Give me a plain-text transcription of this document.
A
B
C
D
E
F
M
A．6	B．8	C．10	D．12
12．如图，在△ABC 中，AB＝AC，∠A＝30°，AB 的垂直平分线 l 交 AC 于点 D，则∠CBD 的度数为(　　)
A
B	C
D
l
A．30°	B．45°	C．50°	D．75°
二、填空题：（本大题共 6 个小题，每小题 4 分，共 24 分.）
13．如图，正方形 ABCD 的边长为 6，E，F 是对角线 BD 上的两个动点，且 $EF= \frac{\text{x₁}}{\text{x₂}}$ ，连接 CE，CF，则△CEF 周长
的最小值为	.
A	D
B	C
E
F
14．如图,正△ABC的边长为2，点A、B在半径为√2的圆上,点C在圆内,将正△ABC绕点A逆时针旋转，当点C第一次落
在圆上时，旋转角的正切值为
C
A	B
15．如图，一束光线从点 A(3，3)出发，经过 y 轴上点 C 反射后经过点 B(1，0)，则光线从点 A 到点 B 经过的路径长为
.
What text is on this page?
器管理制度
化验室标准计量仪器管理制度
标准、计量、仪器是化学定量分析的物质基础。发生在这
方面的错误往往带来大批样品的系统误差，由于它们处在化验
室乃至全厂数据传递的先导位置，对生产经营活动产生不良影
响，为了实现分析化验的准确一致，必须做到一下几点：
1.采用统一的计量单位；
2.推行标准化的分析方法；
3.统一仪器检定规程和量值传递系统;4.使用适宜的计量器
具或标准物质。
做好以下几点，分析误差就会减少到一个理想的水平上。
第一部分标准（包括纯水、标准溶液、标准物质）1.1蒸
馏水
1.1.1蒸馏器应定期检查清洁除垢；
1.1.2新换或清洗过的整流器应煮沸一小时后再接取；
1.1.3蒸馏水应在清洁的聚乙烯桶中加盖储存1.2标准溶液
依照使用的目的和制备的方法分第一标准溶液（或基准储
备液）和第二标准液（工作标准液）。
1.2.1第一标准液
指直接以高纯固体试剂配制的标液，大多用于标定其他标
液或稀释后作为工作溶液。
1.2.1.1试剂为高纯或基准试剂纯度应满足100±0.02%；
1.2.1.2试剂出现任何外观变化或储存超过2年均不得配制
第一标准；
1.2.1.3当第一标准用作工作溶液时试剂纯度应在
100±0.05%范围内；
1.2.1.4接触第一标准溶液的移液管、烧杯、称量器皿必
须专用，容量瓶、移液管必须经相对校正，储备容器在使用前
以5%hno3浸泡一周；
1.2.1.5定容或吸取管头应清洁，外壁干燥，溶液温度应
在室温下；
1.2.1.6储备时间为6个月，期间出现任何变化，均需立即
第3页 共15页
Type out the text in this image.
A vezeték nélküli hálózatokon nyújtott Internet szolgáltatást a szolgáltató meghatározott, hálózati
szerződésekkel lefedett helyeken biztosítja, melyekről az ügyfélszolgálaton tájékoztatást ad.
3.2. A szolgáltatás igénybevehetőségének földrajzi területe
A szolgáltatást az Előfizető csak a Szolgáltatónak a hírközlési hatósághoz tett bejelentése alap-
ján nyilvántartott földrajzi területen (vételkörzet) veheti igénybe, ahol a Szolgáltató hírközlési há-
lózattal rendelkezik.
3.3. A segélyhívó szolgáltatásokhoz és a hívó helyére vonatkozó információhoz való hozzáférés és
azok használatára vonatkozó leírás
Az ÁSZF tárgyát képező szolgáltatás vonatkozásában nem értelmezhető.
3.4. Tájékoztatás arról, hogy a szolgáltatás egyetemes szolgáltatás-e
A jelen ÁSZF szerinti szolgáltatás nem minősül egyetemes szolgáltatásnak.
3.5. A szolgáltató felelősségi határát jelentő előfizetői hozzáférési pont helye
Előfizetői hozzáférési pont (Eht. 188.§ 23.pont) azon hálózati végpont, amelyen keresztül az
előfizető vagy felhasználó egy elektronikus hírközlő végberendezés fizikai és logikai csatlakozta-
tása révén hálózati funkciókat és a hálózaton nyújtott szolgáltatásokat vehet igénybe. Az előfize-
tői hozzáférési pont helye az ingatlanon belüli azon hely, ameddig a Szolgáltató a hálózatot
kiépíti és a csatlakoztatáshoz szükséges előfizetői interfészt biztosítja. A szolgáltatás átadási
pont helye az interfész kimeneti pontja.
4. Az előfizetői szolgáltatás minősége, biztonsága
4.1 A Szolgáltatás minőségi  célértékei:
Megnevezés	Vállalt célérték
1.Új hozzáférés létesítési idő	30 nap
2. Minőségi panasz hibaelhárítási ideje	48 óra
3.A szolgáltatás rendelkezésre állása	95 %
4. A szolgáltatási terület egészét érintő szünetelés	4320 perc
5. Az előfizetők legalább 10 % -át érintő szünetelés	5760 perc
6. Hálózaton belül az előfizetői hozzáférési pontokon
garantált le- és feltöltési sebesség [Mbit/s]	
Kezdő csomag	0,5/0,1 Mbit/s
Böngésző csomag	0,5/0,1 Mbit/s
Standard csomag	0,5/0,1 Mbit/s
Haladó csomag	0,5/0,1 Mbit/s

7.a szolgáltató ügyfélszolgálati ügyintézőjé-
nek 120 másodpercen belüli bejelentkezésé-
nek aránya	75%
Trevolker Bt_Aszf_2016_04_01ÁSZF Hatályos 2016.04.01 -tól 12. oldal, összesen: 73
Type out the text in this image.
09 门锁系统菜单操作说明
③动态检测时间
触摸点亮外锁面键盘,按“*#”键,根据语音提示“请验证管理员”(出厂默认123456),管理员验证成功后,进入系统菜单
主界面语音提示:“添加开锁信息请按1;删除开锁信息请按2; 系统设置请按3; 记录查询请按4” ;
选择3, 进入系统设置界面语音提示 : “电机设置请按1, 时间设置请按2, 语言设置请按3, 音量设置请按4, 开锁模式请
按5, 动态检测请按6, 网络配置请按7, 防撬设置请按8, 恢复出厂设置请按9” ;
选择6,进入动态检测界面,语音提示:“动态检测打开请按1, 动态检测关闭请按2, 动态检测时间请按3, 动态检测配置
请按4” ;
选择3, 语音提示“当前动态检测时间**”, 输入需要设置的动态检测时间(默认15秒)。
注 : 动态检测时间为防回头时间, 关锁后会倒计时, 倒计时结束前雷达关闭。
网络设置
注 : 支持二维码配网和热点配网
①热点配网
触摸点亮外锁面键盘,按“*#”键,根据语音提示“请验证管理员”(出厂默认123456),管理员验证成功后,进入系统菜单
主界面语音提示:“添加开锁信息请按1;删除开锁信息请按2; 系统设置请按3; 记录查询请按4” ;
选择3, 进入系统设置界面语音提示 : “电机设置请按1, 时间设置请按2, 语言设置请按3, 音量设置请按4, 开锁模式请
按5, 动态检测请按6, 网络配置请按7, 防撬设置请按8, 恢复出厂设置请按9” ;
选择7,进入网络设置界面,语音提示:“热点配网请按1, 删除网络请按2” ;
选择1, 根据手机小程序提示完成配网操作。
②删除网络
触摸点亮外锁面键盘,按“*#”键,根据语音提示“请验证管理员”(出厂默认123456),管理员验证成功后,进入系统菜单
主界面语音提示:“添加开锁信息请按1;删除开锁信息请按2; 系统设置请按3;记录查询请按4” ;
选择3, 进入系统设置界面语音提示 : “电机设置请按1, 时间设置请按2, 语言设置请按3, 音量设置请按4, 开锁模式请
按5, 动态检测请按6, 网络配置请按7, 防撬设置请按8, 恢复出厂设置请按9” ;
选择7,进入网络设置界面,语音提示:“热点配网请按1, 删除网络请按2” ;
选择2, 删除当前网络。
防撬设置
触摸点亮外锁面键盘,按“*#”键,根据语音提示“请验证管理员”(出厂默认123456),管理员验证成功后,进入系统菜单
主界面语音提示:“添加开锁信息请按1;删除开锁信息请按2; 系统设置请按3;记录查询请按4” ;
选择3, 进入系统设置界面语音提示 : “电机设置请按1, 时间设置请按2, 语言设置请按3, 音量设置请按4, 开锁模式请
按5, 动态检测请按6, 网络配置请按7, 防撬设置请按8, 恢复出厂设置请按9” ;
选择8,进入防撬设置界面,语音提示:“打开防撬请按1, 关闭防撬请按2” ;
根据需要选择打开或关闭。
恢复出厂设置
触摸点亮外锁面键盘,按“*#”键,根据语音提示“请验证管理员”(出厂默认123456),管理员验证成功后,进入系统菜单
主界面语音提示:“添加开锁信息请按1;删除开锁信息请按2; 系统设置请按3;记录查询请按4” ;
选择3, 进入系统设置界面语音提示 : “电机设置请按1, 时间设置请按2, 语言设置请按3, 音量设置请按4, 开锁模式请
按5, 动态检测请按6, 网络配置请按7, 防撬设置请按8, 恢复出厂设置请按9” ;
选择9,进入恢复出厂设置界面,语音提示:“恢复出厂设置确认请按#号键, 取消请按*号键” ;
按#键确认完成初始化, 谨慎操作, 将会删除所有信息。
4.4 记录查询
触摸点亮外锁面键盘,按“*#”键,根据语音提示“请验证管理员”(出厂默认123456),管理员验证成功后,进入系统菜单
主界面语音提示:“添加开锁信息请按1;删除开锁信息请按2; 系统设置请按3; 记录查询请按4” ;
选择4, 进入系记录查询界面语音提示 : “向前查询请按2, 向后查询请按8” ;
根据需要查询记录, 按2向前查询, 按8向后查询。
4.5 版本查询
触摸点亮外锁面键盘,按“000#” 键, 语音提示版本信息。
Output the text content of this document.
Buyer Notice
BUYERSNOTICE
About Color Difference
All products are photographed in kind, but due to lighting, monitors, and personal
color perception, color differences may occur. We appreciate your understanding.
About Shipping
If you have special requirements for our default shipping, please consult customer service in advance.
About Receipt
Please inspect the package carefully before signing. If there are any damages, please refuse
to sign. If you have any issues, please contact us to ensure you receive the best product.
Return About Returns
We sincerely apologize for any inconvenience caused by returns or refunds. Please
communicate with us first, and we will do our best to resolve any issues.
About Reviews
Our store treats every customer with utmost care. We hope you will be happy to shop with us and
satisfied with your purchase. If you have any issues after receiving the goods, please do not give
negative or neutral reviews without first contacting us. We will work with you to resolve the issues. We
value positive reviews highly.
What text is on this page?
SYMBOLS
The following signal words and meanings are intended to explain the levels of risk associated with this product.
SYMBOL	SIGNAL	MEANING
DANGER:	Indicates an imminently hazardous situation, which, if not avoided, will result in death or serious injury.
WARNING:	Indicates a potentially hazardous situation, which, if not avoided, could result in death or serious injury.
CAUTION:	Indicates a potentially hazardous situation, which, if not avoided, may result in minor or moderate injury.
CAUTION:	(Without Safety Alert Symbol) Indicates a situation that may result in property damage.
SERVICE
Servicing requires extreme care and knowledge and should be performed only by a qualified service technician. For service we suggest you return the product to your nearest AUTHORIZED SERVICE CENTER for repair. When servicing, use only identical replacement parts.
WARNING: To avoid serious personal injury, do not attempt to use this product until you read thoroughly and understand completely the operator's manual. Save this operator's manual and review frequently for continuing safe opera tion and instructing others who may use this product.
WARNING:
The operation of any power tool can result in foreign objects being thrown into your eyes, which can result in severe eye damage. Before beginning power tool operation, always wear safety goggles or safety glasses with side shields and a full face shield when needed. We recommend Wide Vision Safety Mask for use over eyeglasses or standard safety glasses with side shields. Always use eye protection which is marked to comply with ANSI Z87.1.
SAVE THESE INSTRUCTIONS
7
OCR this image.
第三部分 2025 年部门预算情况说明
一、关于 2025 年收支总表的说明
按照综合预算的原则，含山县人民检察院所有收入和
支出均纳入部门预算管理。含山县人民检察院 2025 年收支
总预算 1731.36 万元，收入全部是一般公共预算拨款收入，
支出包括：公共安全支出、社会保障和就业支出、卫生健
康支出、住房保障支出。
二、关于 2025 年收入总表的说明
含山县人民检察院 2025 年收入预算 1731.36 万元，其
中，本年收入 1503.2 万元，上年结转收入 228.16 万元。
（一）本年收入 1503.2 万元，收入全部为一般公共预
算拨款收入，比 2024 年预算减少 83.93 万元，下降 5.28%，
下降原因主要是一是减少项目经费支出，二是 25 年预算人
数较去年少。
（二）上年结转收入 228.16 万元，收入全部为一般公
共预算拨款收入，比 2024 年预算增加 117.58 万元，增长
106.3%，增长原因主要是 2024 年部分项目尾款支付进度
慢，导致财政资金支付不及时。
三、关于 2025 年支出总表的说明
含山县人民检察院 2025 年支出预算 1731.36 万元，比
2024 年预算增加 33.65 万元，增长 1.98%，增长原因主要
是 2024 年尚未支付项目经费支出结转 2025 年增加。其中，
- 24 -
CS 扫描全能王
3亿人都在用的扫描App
-=-=-
WHAT YOU WILL DO:
In the entries above, identify each line that includes the string "have", then copy it.

TASK OUTPUT:
If you have special requirements for our default shipping, please consult customer service in advance.
to sign. If you have any issues, please contact us to ensure you receive the best product.
satisfied with your purchase. If you have any issues after receiving the goods, please do not give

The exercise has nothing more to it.